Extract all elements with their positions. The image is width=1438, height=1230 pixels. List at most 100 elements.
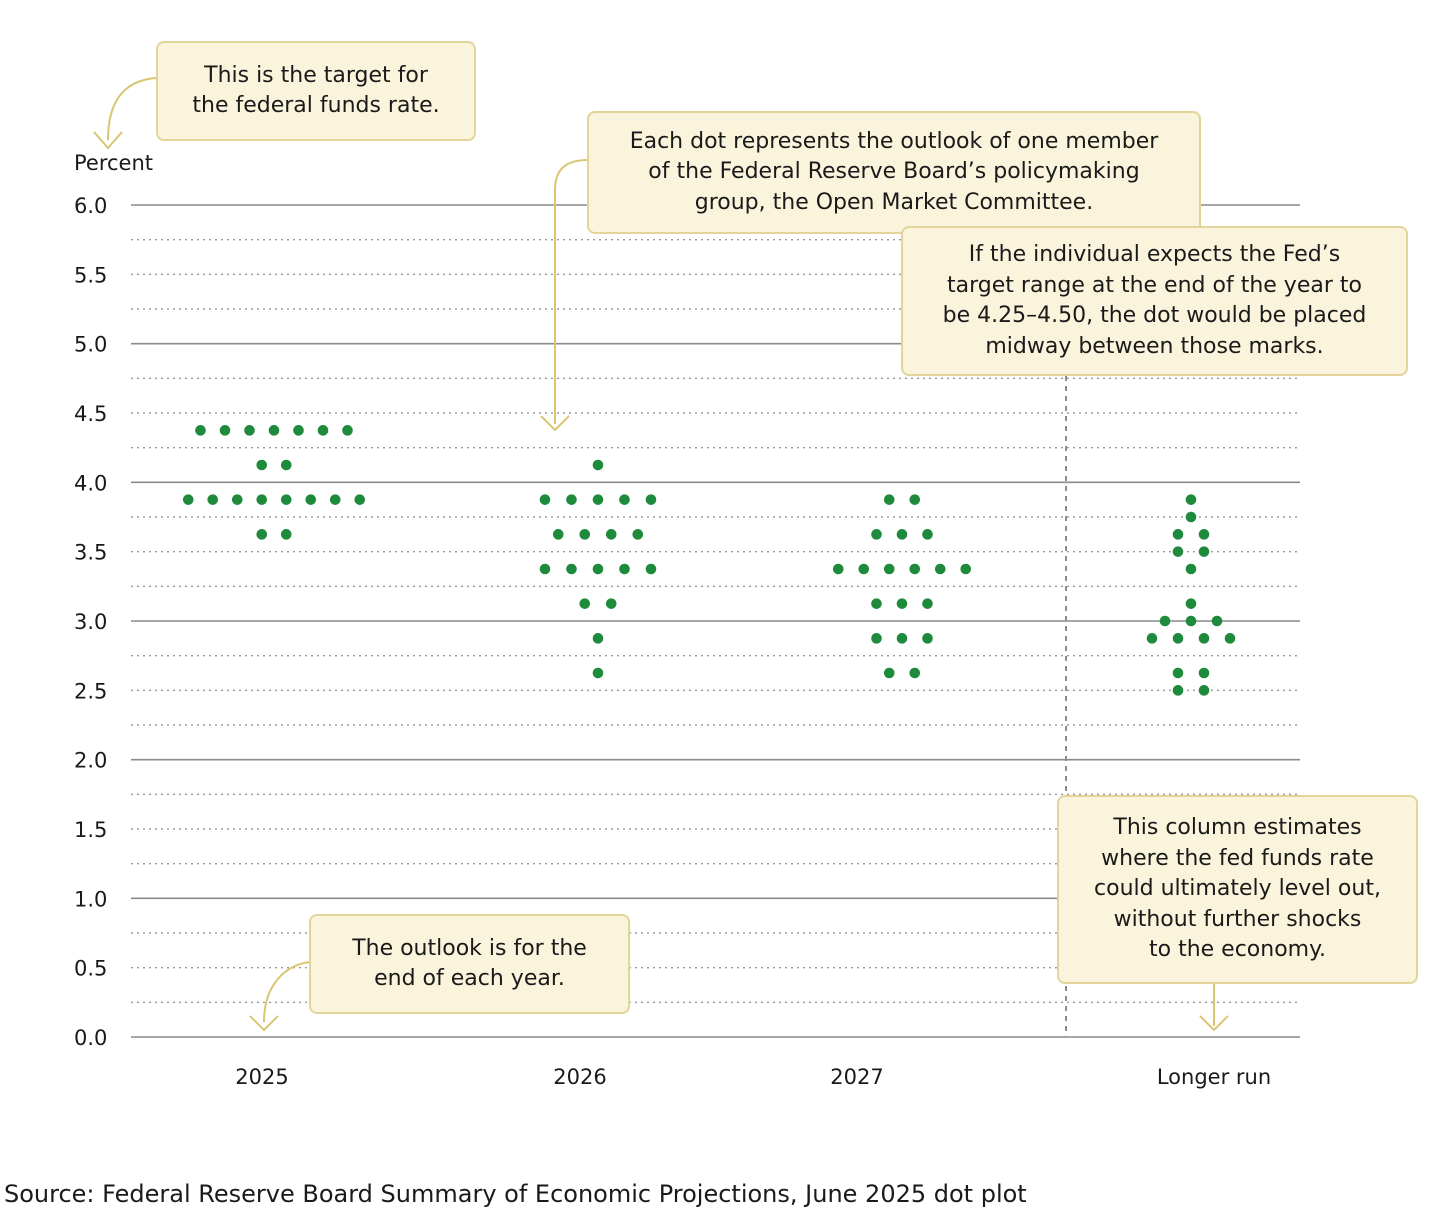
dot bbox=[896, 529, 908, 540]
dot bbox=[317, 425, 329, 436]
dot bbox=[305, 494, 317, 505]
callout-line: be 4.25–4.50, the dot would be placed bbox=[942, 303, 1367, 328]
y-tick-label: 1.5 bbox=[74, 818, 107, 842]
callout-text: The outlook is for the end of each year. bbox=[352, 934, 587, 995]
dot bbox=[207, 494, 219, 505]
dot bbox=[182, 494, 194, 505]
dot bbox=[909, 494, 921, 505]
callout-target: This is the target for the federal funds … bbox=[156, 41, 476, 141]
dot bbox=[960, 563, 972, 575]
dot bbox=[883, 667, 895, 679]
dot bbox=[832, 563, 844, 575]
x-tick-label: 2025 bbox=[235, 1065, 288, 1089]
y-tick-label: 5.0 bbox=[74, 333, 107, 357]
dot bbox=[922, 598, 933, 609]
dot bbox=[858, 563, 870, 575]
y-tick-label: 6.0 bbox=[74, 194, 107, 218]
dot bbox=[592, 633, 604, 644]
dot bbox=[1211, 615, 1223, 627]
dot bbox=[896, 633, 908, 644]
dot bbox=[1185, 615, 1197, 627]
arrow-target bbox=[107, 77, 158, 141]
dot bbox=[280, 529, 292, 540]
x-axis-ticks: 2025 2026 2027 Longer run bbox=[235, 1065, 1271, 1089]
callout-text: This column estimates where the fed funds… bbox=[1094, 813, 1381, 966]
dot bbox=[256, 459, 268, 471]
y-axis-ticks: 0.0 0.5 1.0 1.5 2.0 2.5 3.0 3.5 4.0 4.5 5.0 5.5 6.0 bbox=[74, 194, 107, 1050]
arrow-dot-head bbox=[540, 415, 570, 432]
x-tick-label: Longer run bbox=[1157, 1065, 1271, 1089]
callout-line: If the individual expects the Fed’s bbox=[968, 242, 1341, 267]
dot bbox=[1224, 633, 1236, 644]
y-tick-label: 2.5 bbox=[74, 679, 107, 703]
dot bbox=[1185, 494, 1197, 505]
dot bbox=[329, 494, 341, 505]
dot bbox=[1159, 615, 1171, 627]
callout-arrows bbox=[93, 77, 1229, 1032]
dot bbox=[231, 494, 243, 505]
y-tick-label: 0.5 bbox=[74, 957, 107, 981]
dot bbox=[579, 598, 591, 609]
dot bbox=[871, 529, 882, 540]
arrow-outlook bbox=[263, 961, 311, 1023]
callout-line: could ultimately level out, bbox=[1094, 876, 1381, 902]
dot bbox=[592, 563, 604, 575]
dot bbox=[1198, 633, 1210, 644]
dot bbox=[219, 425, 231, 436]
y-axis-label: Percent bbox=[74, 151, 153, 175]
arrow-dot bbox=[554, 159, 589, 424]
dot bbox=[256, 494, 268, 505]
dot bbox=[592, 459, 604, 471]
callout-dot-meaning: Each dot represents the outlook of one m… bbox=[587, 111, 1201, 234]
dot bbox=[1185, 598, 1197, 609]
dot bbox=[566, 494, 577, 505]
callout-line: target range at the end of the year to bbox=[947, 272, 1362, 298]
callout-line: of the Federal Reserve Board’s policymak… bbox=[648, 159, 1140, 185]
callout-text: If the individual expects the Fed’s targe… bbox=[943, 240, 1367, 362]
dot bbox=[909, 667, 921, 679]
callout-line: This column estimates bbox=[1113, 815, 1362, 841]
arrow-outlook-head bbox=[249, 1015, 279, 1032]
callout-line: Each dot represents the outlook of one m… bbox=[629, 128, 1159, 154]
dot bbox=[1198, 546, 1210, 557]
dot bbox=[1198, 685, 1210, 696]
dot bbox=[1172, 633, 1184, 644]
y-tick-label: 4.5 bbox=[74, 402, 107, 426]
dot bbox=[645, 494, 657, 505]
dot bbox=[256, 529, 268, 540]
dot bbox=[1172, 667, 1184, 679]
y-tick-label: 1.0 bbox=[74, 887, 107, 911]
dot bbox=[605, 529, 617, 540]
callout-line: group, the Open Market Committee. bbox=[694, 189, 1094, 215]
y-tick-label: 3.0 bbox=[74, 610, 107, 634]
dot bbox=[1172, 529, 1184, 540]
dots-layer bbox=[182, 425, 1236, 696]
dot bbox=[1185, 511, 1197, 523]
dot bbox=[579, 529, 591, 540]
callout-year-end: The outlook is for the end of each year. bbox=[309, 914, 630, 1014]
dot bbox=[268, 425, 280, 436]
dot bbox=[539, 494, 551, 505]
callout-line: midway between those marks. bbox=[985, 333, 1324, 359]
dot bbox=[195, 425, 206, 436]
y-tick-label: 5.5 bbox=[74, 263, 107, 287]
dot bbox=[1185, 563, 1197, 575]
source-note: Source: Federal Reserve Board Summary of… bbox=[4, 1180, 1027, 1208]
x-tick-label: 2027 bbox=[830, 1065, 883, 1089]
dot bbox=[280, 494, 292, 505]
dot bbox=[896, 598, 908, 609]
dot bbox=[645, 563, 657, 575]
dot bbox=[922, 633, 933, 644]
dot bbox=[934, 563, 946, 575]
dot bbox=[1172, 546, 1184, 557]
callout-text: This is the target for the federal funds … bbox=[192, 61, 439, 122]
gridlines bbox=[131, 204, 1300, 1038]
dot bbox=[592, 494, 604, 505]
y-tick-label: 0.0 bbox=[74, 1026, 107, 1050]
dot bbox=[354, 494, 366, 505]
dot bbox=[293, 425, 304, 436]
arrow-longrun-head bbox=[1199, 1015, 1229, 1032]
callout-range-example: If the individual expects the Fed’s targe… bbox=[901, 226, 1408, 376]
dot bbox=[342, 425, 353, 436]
◇ ◇ ◇ ◇ ◇
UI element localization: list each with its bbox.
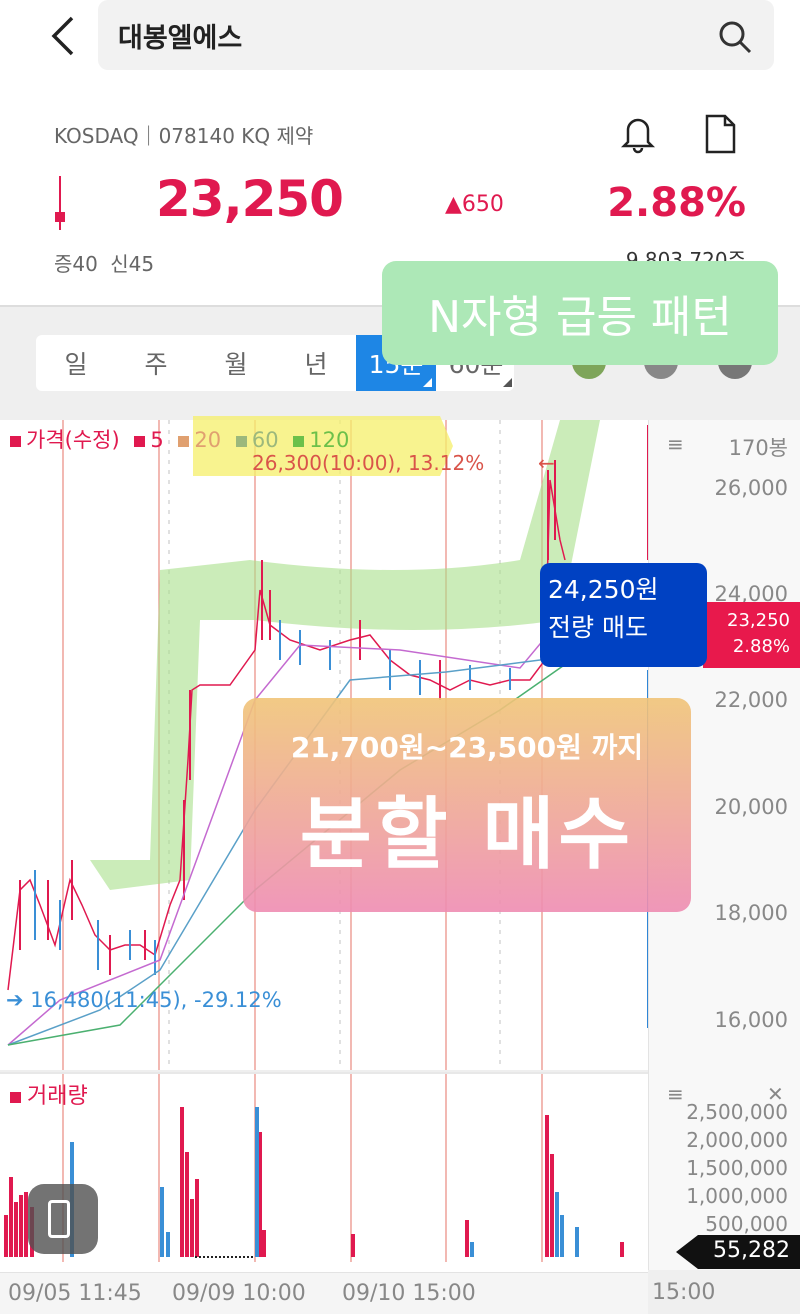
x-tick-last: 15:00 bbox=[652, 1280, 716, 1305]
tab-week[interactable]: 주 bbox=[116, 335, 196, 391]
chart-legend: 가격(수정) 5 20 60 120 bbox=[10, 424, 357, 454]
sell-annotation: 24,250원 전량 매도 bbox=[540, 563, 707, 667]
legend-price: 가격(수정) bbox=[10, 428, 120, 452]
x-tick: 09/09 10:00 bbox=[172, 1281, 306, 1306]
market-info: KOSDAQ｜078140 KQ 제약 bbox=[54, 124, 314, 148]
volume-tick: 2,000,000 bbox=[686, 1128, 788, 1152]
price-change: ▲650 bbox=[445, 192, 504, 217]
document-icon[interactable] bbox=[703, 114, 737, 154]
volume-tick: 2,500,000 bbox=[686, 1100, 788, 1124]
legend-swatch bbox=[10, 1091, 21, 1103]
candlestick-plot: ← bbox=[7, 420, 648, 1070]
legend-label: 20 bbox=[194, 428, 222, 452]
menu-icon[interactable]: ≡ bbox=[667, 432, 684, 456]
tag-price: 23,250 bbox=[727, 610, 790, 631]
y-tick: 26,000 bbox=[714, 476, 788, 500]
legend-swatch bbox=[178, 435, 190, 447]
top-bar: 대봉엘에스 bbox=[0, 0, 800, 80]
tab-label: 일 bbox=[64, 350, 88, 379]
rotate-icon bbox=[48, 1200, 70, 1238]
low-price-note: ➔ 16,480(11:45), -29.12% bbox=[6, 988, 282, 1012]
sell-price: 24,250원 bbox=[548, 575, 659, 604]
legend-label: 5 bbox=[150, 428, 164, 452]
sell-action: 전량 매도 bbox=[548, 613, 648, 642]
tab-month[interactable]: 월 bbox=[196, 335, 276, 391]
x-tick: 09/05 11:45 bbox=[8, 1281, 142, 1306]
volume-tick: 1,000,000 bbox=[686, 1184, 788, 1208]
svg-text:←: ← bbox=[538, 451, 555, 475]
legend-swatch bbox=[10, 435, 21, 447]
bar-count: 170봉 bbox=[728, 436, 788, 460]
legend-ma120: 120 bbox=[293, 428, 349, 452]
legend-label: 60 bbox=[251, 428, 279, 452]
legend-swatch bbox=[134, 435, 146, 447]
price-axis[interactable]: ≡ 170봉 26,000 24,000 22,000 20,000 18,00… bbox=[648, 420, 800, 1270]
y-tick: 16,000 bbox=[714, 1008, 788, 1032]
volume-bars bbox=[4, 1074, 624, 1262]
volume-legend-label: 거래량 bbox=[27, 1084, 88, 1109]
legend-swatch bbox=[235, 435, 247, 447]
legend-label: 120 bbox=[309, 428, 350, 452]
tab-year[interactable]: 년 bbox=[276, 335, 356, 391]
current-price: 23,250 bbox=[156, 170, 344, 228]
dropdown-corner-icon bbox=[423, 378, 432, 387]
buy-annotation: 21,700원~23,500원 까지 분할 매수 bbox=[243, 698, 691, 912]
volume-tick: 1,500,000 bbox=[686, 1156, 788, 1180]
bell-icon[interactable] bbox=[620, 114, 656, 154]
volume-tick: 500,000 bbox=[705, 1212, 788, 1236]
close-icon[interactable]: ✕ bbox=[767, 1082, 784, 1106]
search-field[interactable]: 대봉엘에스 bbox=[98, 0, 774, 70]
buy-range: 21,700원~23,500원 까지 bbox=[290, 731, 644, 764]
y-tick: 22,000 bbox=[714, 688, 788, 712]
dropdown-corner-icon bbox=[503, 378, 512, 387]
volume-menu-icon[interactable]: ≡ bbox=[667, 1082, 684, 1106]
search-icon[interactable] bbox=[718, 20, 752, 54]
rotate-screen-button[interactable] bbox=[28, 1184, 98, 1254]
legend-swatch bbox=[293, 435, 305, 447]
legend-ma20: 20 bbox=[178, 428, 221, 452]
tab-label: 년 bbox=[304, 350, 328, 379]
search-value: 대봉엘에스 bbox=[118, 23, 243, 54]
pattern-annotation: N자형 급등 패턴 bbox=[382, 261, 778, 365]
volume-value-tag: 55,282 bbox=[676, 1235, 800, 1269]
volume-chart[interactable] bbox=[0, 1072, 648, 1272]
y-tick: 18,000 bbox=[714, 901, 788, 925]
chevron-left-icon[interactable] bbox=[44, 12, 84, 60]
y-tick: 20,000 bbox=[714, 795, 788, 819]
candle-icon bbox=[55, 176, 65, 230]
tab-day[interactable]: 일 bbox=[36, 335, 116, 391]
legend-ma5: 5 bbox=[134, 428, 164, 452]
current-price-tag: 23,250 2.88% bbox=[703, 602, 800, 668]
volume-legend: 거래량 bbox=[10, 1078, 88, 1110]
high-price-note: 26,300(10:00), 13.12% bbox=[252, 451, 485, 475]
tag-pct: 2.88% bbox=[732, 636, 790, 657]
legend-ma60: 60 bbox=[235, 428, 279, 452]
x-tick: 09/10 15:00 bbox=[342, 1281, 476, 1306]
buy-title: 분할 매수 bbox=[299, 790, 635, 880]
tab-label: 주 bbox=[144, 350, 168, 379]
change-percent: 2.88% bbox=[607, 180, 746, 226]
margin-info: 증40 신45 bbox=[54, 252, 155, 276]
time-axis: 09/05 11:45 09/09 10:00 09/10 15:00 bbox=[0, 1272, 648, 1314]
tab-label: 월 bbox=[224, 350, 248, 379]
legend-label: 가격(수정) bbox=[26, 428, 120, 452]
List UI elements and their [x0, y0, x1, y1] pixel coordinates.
◇ ◇ ◇ ◇ ◇
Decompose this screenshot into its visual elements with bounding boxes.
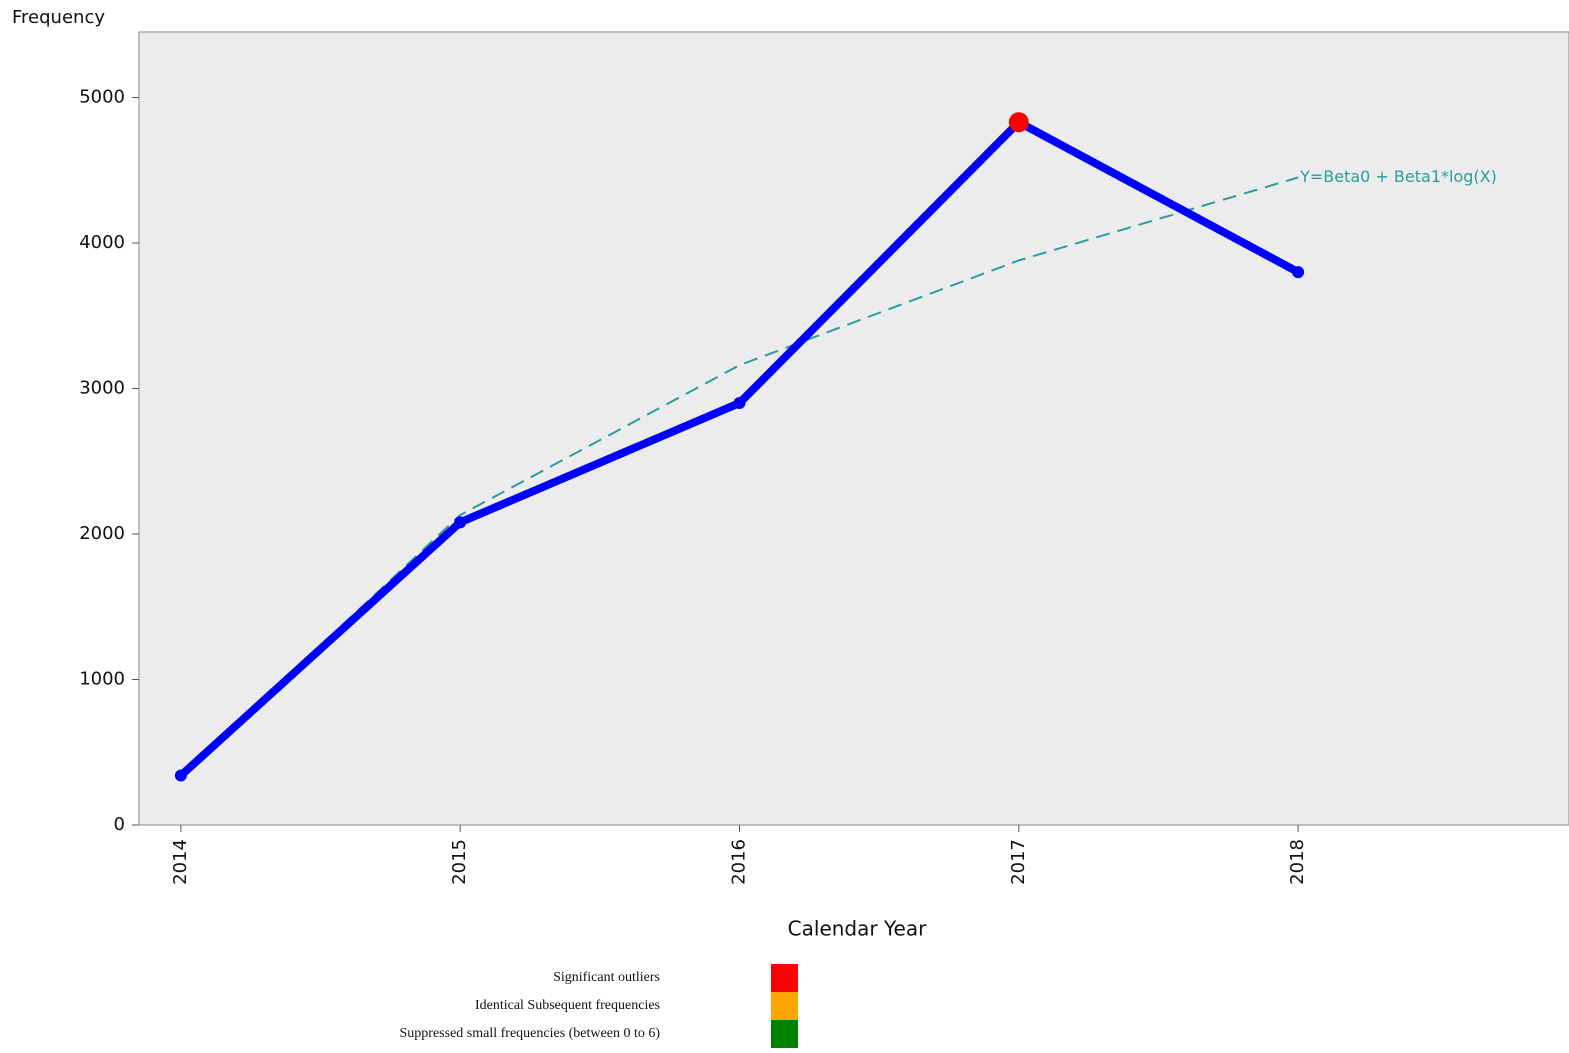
◇ ◇ ◇ ◇ ◇
◆ Work to complete
Update the records between the lines holding "UI element localization: list" and "chart-legend: 가격(수정) 5", inclusive, by replacing "tab-week" with "tab-weekly" and keeping everything else the same. Return only those lines, without the picture.

◆ Correct output
UI element localization: list each with its bbox.
x-tick-last: 15:00 bbox=[652, 1280, 716, 1305]
tab-weekly[interactable]: 주 bbox=[116, 335, 196, 391]
chart-legend: 가격(수정) 5 20 60 120 bbox=[10, 424, 357, 454]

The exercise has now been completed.